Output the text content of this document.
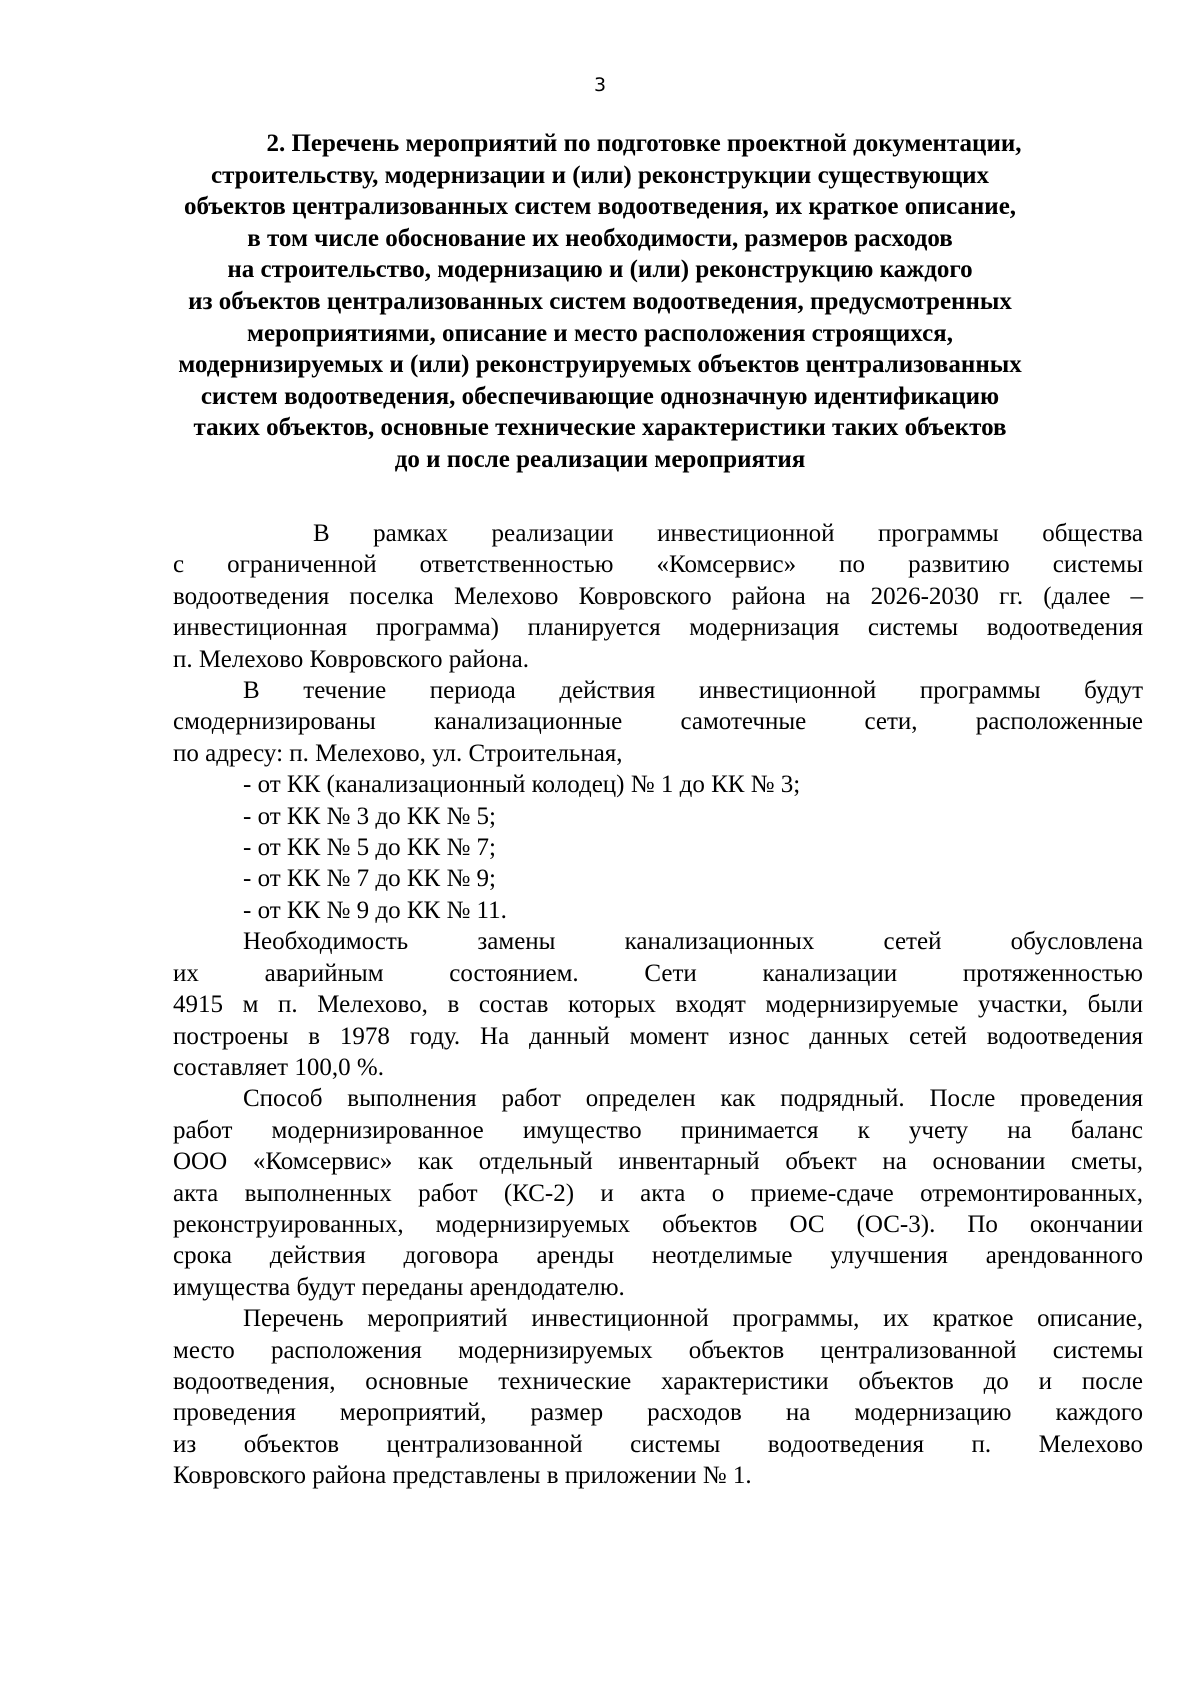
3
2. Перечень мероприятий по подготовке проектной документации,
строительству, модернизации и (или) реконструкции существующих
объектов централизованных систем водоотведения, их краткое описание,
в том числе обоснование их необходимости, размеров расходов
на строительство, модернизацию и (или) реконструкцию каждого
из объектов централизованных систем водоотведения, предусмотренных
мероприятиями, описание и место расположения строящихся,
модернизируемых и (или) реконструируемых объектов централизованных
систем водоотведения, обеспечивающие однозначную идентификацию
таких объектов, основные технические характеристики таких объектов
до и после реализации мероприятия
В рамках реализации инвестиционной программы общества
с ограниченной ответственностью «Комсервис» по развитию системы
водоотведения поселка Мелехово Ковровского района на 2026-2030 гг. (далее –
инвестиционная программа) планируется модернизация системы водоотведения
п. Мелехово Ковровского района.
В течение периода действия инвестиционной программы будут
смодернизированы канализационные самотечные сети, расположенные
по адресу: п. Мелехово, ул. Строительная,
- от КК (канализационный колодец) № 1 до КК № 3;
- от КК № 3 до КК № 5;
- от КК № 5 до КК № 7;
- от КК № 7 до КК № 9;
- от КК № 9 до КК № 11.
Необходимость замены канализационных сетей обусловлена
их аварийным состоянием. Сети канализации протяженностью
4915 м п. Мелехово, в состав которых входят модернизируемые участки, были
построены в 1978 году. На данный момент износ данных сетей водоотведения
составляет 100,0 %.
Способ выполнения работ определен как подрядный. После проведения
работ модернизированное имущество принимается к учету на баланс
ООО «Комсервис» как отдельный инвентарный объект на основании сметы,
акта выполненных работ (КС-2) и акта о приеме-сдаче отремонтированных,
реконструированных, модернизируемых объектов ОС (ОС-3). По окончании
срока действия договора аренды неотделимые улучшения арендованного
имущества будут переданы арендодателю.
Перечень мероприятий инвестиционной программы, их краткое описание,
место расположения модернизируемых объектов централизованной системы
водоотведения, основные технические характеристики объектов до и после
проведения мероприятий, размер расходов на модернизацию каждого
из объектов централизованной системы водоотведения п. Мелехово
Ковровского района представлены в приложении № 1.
################
## [Goal]
Exclude the pictures. Write out the remaining data exactly.

## [Final result]
Output the text content of this document.
3
2. Перечень мероприятий по подготовке проектной документации,
строительству, модернизации и (или) реконструкции существующих
объектов централизованных систем водоотведения, их краткое описание,
в том числе обоснование их необходимости, размеров расходов
на строительство, модернизацию и (или) реконструкцию каждого
из объектов централизованных систем водоотведения, предусмотренных
мероприятиями, описание и место расположения строящихся,
модернизируемых и (или) реконструируемых объектов централизованных
систем водоотведения, обеспечивающие однозначную идентификацию
таких объектов, основные технические характеристики таких объектов
до и после реализации мероприятия
В рамках реализации инвестиционной программы общества
с ограниченной ответственностью «Комсервис» по развитию системы
водоотведения поселка Мелехово Ковровского района на 2026-2030 гг. (далее –
инвестиционная программа) планируется модернизация системы водоотведения
п. Мелехово Ковровского района.
В течение периода действия инвестиционной программы будут
смодернизированы канализационные самотечные сети, расположенные
по адресу: п. Мелехово, ул. Строительная,
- от КК (канализационный колодец) № 1 до КК № 3;
- от КК № 3 до КК № 5;
- от КК № 5 до КК № 7;
- от КК № 7 до КК № 9;
- от КК № 9 до КК № 11.
Необходимость замены канализационных сетей обусловлена
их аварийным состоянием. Сети канализации протяженностью
4915 м п. Мелехово, в состав которых входят модернизируемые участки, были
построены в 1978 году. На данный момент износ данных сетей водоотведения
составляет 100,0 %.
Способ выполнения работ определен как подрядный. После проведения
работ модернизированное имущество принимается к учету на баланс
ООО «Комсервис» как отдельный инвентарный объект на основании сметы,
акта выполненных работ (КС-2) и акта о приеме-сдаче отремонтированных,
реконструированных, модернизируемых объектов ОС (ОС-3). По окончании
срока действия договора аренды неотделимые улучшения арендованного
имущества будут переданы арендодателю.
Перечень мероприятий инвестиционной программы, их краткое описание,
место расположения модернизируемых объектов централизованной системы
водоотведения, основные технические характеристики объектов до и после
проведения мероприятий, размер расходов на модернизацию каждого
из объектов централизованной системы водоотведения п. Мелехово
Ковровского района представлены в приложении № 1.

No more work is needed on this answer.